--- start of Excerpted passage ---

I've uploaded man-pages-3.04 into the release directory (or view the online pages). Notable changes in man-pages-3.04 are:

  • A new utimensat(2) page describes the utimensat() system call (new in kernel 2.6.22, fixed in 2.6.26) and the futimens() library function.
  • A new end(3) page describes the end, etext, and edata variables.
  • The capget(2) page was updated by Andrew Morgan, in line with changes in Linux capabilities in kernels 2.6.24, 2.6.25, and 2.6.26.
  • The capabilities(7) page adds discussion of: file capabilities (new in Linux 2.6.24), the per-thread capability bounding set (new in Linux 2.6.25); the changed semantics for CAP_SETPCAP (Linux 2.6.25); per-thread securebits flags (new in Linux 2.6.26); three new capabilities, CAP_MAC_ADMIN, CAP_MAC_OVERRIDE, CAP_SETFCAP (Linux 2.6.25); historical CAP_SETPCAP semantics; the rules governing changes to capability sets; and the rationale for the inheritable set and capability bounding set. There were also many other more minor changes to this page. Thanks to Serge Hallyn for his contributions here.
  • The getrusage(2) page adds a description of the RUSAGE_THREAD option, which is new in Linux 2.6.26.
  • Many changes were made to the prctl(2) page, including adding documentation of: PR_CAPBSET_READ and PR_CAPBSET_DROP (thanks to Serge Hallyn); PR_GET_TSC and PR_SET_TSC (thanks to Erik Bosman); PR_SET_SECCOMP and PR_GET_SECCOMP; and PR_SET_SECUREBITS and PR_GET_SECUREBITS.
  • The proc(5) page adds documentation of /proc/config.gz (new in kernel 2.6); /proc/sys/vm/oom_kill_allocating_task (new in Linux 2.6.24); /proc/sys/vm/oom_dump_tasks (new in Linux 2.6.25); and /proc/sys/vm/panic_on_oom (new in Linux 2.6.18).
  • The getopt(3) page adds details on the use of optind for restarting an argument list scan.
  • The memchr(3) page adds a description of rawmemchr().
  • There were also very many minor content and and minor and major formatting fixes, many of them triggered by the around 70 mailed reports that I received from the Alain Portal, the French translator of man-pages. (Alain also provided dozens of reports that led to fixes in man-pages-3.03.) Thanks Alain!

Tuesday, July 8, 2008

man-pages-3.03 is released

I've uploaded man-pages-3.03 into the release directory (or view the online pages). Notable changes in man-pages-3.03 are:

  • A new cpuset(7) page, written by Paul Jackson, describes the cpuset file system, the mechanism introduced in Linux 2.6.12 for confining processes to designated processors and nodes. This enormous page becomes the fourth largest in man-pages. Thanks for a great contribution Paul!

--- end of Excerpted passage ---

__What is being asked__:
Answer these about the man-pages release notes:
1. In which kernel version was the utimensat() system call new?
2. Who updated the capget(2) page?
3. Who wrote the new cpuset(7) page in man-pages-3.03?

--- start of Provided data ---

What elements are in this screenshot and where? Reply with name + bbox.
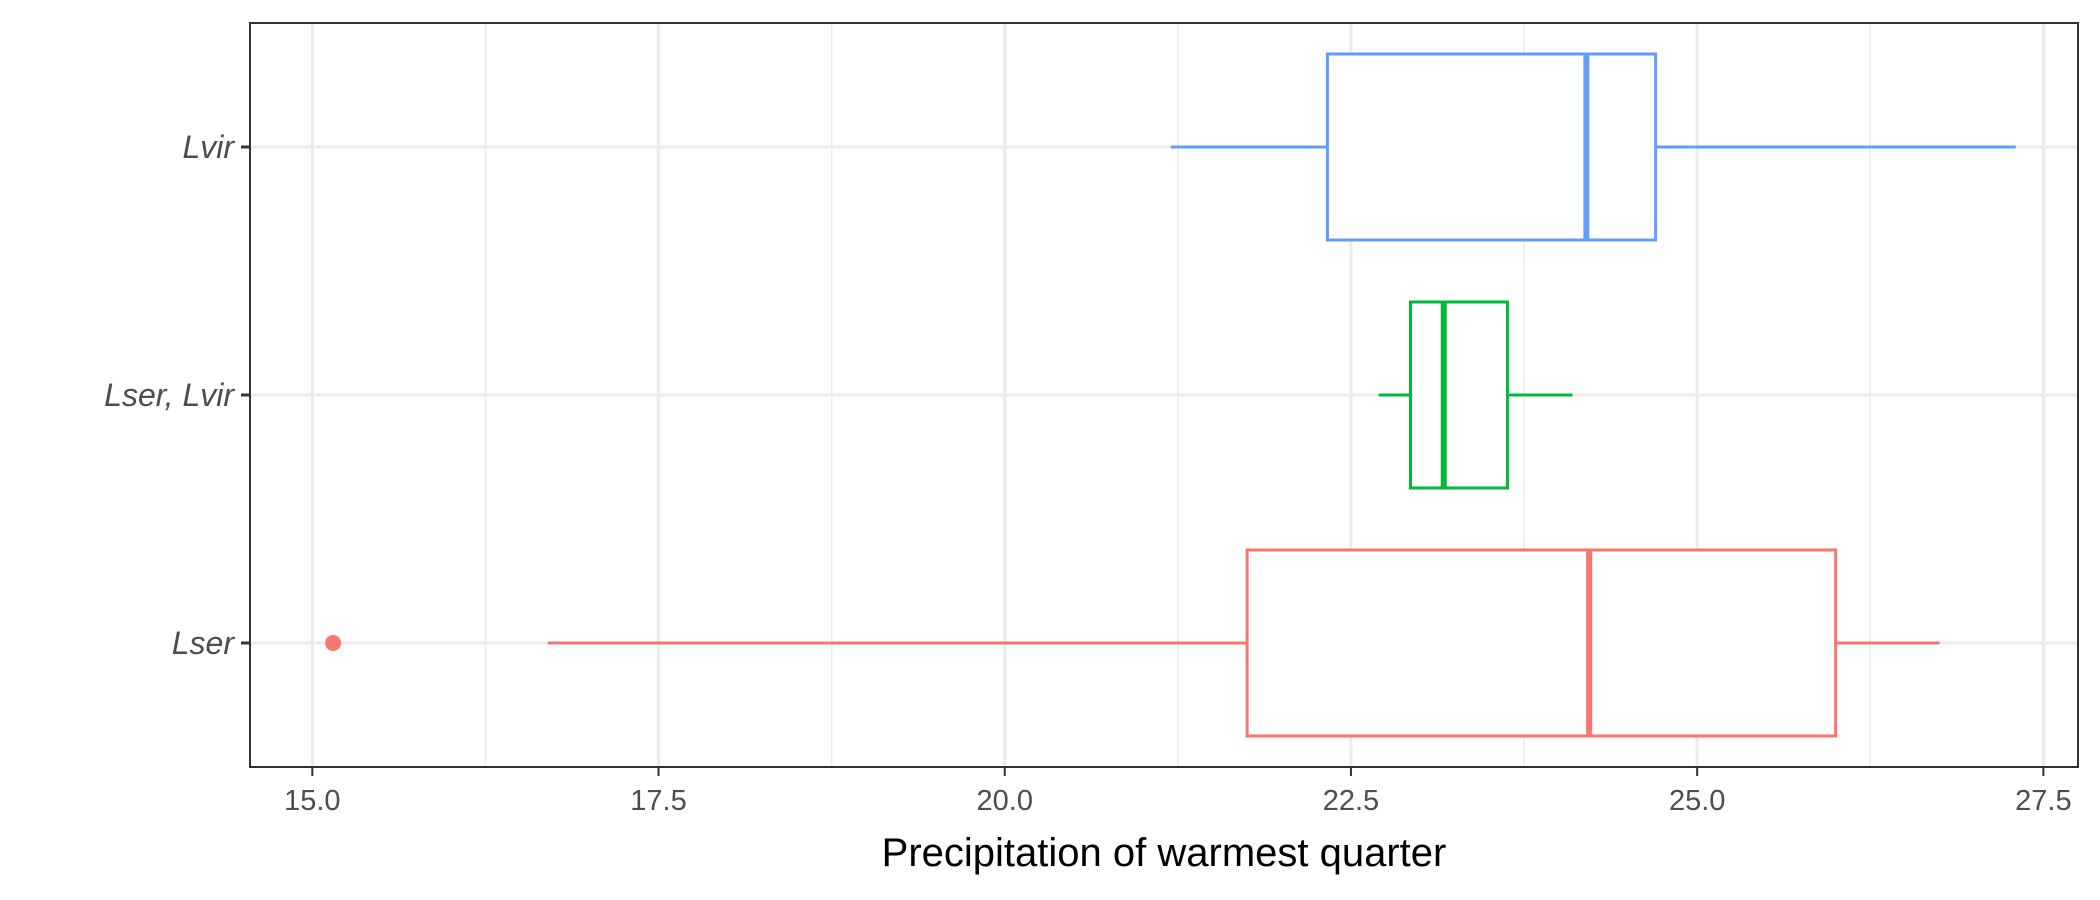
box-lser-lvir [1378,300,1573,490]
x-tick-label: 17.5 [630,785,686,817]
iqr-box [1245,548,1838,738]
x-tick-label: 25.0 [1669,785,1725,817]
x-tick-label: 20.0 [977,785,1033,817]
box-lser [325,548,1940,738]
y-category-label: Lvir [182,129,235,165]
box-series [325,52,2016,738]
y-category-label: Lser, Lvir [104,377,235,413]
x-tick-label: 15.0 [284,785,340,817]
axes: 15.0 17.5 20.0 22.5 25.0 27.5 Lser Lser, Lvir Lv… [104,129,2071,817]
box-lvir [1170,52,2016,242]
x-tick-label: 27.5 [2015,785,2071,817]
iqr-box [1409,300,1509,490]
iqr-box [1325,52,1658,242]
y-category-label: Lser [172,625,236,661]
outlier-point [325,635,342,651]
x-tick-label: 22.5 [1323,785,1379,817]
x-axis-title: Precipitation of warmest quarter [882,831,1447,875]
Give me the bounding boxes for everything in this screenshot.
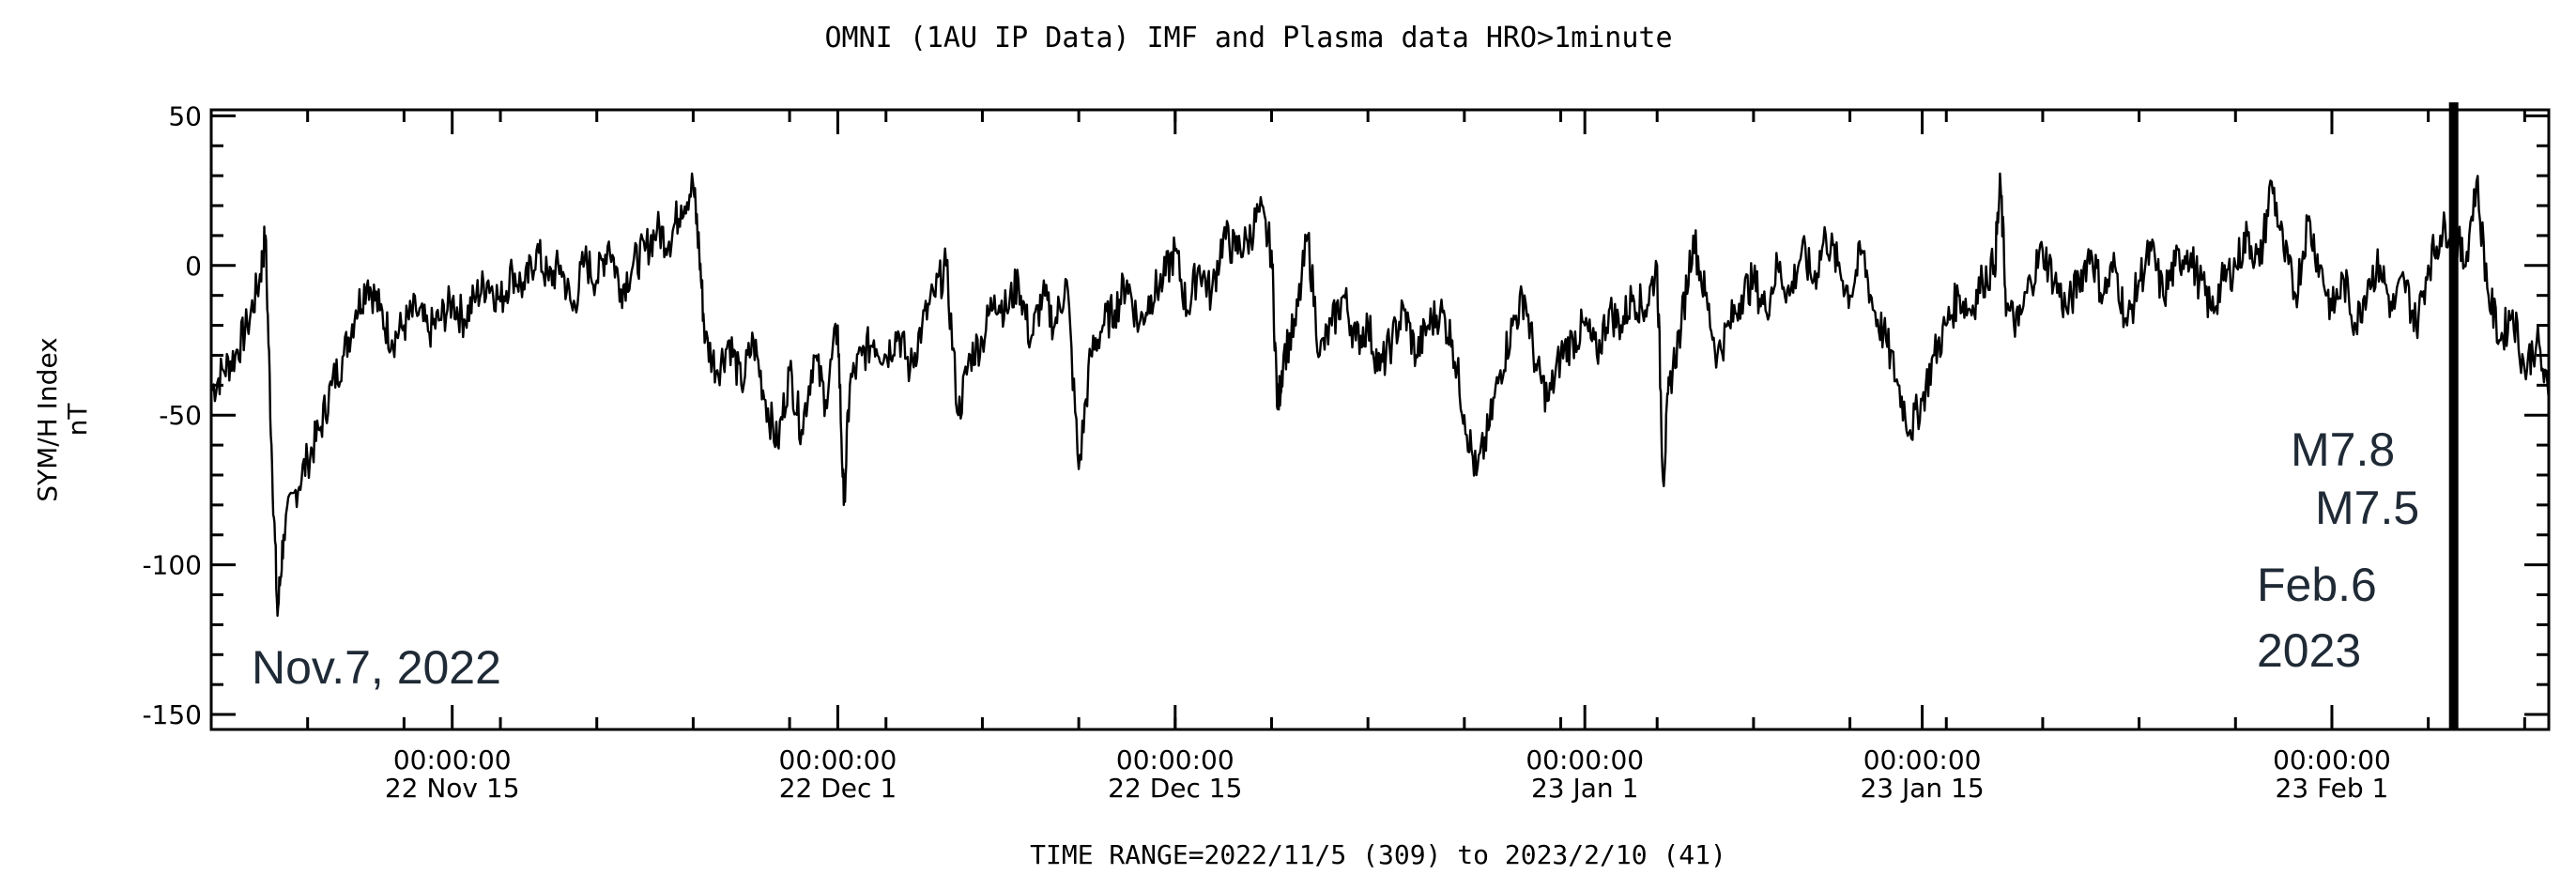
x-tick-label-time: 00:00:00 — [779, 744, 897, 775]
y-axis-unit: nT — [62, 403, 93, 437]
x-tick-label-time: 00:00:00 — [1863, 744, 1982, 775]
x-tick-label-date: 23 Jan 15 — [1860, 773, 1984, 804]
x-tick-label-time: 00:00:00 — [1116, 744, 1234, 775]
x-tick-label-date: 22 Dec 15 — [1108, 773, 1242, 804]
annotation-year-2023: 2023 — [2257, 624, 2361, 677]
y-axis-label-group: SYM/H Index nT — [32, 337, 93, 502]
y-tick-label: -50 — [159, 400, 202, 431]
x-tick-label-date: 23 Jan 1 — [1531, 773, 1638, 804]
time-range-label: TIME RANGE=2022/11/5 (309) to 2023/2/10 … — [1030, 839, 1726, 870]
axis-ticks — [209, 110, 2549, 729]
x-tick-label-date: 22 Dec 1 — [779, 773, 897, 804]
plot-frame — [209, 108, 2551, 731]
y-tick-label: 0 — [185, 251, 202, 282]
chart-title: OMNI (1AU IP Data) IMF and Plasma data H… — [824, 22, 1672, 54]
x-tick-label-time: 00:00:00 — [2273, 744, 2391, 775]
sym-h-series-line — [210, 172, 2551, 617]
y-tick-label: -150 — [142, 699, 202, 730]
x-tick-label-date: 23 Feb 1 — [2276, 773, 2389, 804]
annotation-feb6: Feb.6 — [2257, 559, 2377, 611]
x-tick-label-time: 00:00:00 — [393, 744, 512, 775]
y-axis-label: SYM/H Index — [32, 337, 63, 502]
annotation-nov7-2022: Nov.7, 2022 — [252, 641, 501, 694]
x-tick-label-time: 00:00:00 — [1526, 744, 1644, 775]
y-tick-label: 50 — [168, 100, 202, 131]
annotation-m78: M7.8 — [2291, 423, 2395, 476]
y-tick-label: -100 — [142, 550, 202, 581]
y-tick-labels: 50 0 -50 -100 -150 — [142, 100, 202, 730]
annotation-m75: M7.5 — [2315, 482, 2419, 534]
x-tick-label-date: 22 Nov 15 — [385, 773, 520, 804]
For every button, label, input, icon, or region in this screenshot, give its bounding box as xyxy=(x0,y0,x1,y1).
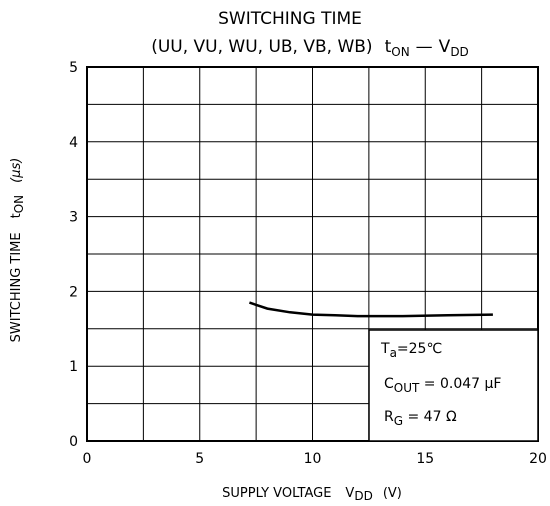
x-axis-label: SUPPLY VOLTAGE VDD (V) xyxy=(222,486,402,503)
x-tick-label: 20 xyxy=(529,451,547,467)
annotation-part: = 47 Ω xyxy=(403,409,457,425)
annotation-part: a xyxy=(390,346,397,360)
chart-subtitle: (UU, VU, WU, UB, VB, WB) tON — VDD xyxy=(151,37,469,59)
y-tick-label: 0 xyxy=(69,434,78,450)
annotation-part: R xyxy=(384,409,394,425)
annotation-box xyxy=(368,329,539,442)
y-tick-label: 2 xyxy=(69,284,78,300)
annotation-part: G xyxy=(394,414,403,428)
x-tick-label: 15 xyxy=(416,451,434,467)
y-tick-label: 1 xyxy=(69,359,78,375)
data-line xyxy=(249,301,493,318)
y-tick-label: 5 xyxy=(69,60,78,76)
chart-title: SWITCHING TIME xyxy=(218,9,362,29)
annotation-part: =25℃ xyxy=(397,341,442,357)
x-tick-label: 0 xyxy=(83,451,92,467)
y-axis-label: SWITCHING TIMEtON(μs) xyxy=(9,158,26,343)
y-tick-label: 4 xyxy=(69,135,78,151)
y-tick-label: 3 xyxy=(69,210,78,226)
x-tick-label: 5 xyxy=(195,451,204,467)
annotation-part: T xyxy=(380,341,390,357)
annotation-part: = 0.047 μF xyxy=(419,376,501,392)
plot-frame xyxy=(86,66,539,442)
annotation-part: C xyxy=(384,376,394,392)
x-tick-label: 10 xyxy=(304,451,322,467)
annotation: Ta=25℃ xyxy=(380,341,442,360)
annotation: COUT = 0.047 μF xyxy=(384,376,501,395)
annotation-part: OUT xyxy=(394,381,420,395)
annotation: RG = 47 Ω xyxy=(384,409,457,428)
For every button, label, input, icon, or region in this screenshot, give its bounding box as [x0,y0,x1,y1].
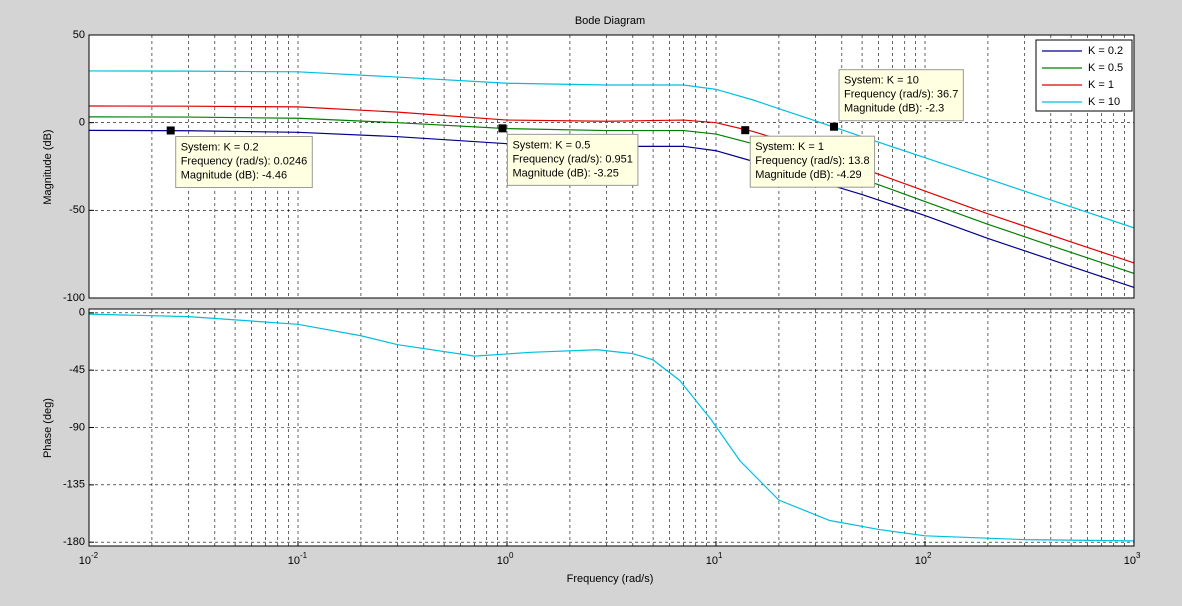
datatip-box [838,69,964,122]
datatip-box [506,133,639,186]
axes-frame [88,34,1135,299]
datatip-text: Magnitude (dB): -3.25 [512,167,618,179]
x-tick-label: 10 [497,555,509,567]
y-tick-label: -180 [63,536,85,548]
y-tick-label: -135 [63,479,85,491]
legend: K = 0.2 K = 0.5 K = 1 K = 10 [1035,39,1133,112]
datatip-marker [498,124,507,133]
x-tick-label: 10 [915,555,927,567]
y-axis-label: Magnitude (dB) [42,129,54,204]
datatip-text: Magnitude (dB): -2.3 [844,103,944,115]
y-tick-label: 50 [73,29,85,41]
y-tick-label: -90 [69,421,85,433]
y-tick-label: -45 [69,364,85,376]
datatip-text: System: K = 1 [755,141,824,153]
datatip-text: Magnitude (dB): -4.29 [755,169,861,181]
datatip: System: K = 10 Frequency (rad/s): 36.7 Mag… [838,69,964,122]
y-tick-label: -50 [69,204,85,216]
datatip-box [175,135,313,188]
datatip-text: Frequency (rad/s): 0.951 [512,153,632,165]
x-tick-exponent: 0 [509,551,514,560]
datatip-marker [166,126,175,135]
datatip-text: Frequency (rad/s): 36.7 [844,89,958,101]
datatip: System: K = 0.2 Frequency (rad/s): 0.0246… [175,135,313,188]
datatip-text: System: K = 0.2 [181,141,259,153]
y-tick-label: 0 [79,117,85,129]
datatip-text: System: K = 0.5 [512,139,590,151]
datatip-box [749,135,876,188]
series-line [88,105,1135,264]
datatip-text: Frequency (rad/s): 0.0246 [181,155,308,167]
series-line [88,116,1135,275]
chart-title: Bode Diagram [575,15,645,27]
x-tick-exponent: 1 [718,551,723,560]
datatip-text: Frequency (rad/s): 13.8 [755,155,869,167]
axes-frame [88,308,1135,547]
x-axis-label: Frequency (rad/s) [567,573,654,585]
datatip: System: K = 1 Frequency (rad/s): 13.8 Magn… [749,135,876,188]
x-tick-exponent: 3 [1136,551,1141,560]
datatip: System: K = 0.5 Frequency (rad/s): 0.951 M… [506,133,639,186]
legend-label: K = 1 [1088,79,1114,91]
x-tick-label: 10 [706,555,718,567]
datatip-marker [741,126,750,135]
datatip-marker [830,122,839,131]
y-axis-label: Phase (deg) [42,398,54,458]
x-tick-label: 10 [79,555,91,567]
legend-box [1035,39,1133,112]
datatip-text: Magnitude (dB): -4.46 [181,169,287,181]
series-line [88,313,1135,542]
legend-label: K = 0.5 [1088,62,1123,74]
y-tick-label: -100 [63,292,85,304]
y-tick-label: 0 [79,307,85,319]
legend-label: K = 10 [1088,96,1120,108]
series-line [88,129,1135,289]
x-tick-label: 10 [1124,555,1136,567]
x-tick-label: 10 [288,555,300,567]
datatip-text: System: K = 10 [844,75,919,87]
x-tick-exponent: -2 [91,551,99,560]
x-tick-exponent: -1 [300,551,308,560]
x-tick-exponent: 2 [927,551,932,560]
series-line [88,70,1135,229]
legend-label: K = 0.2 [1088,45,1123,57]
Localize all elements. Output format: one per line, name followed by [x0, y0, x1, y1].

--- end of Provided data ---

__Solution for this task__:
1. Kernel 2.6.22
2. Andrew Morgan
3. Paul Jackson